> _GOAL_: Extract the entries in their exact form.

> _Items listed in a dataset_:
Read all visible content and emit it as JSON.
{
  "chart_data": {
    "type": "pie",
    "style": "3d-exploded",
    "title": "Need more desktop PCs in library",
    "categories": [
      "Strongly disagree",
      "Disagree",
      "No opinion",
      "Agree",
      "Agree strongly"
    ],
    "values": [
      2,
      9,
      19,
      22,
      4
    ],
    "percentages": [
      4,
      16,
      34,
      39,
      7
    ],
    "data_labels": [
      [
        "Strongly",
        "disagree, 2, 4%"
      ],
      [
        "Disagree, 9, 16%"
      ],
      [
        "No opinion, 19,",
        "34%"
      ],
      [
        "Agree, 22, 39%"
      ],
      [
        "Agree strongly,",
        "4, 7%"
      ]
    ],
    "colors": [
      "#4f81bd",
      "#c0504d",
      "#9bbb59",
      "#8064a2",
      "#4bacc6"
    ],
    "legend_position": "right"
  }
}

> _COMPLETE ANSWER_:
Read all visible content and emit it as JSON.
{
  "chart_data": {
    "type": "pie",
    "style": "3d-exploded",
    "title": "Need more desktop PCs in library",
    "categories": [
      "Strongly disagree",
      "Disagree",
      "No opinion",
      "Agree",
      "Agree strongly"
    ],
    "values": [
      2,
      9,
      19,
      22,
      4
    ],
    "percentages": [
      4,
      16,
      34,
      39,
      7
    ],
    "data_labels": [
      [
        "Strongly",
        "disagree, 2, 4%"
      ],
      [
        "Disagree, 9, 16%"
      ],
      [
        "No opinion, 19,",
        "34%"
      ],
      [
        "Agree, 22, 39%"
      ],
      [
        "Agree strongly,",
        "4, 7%"
      ]
    ],
    "colors": [
      "#4f81bd",
      "#c0504d",
      "#9bbb59",
      "#8064a2",
      "#4bacc6"
    ],
    "legend_position": "right"
  }
}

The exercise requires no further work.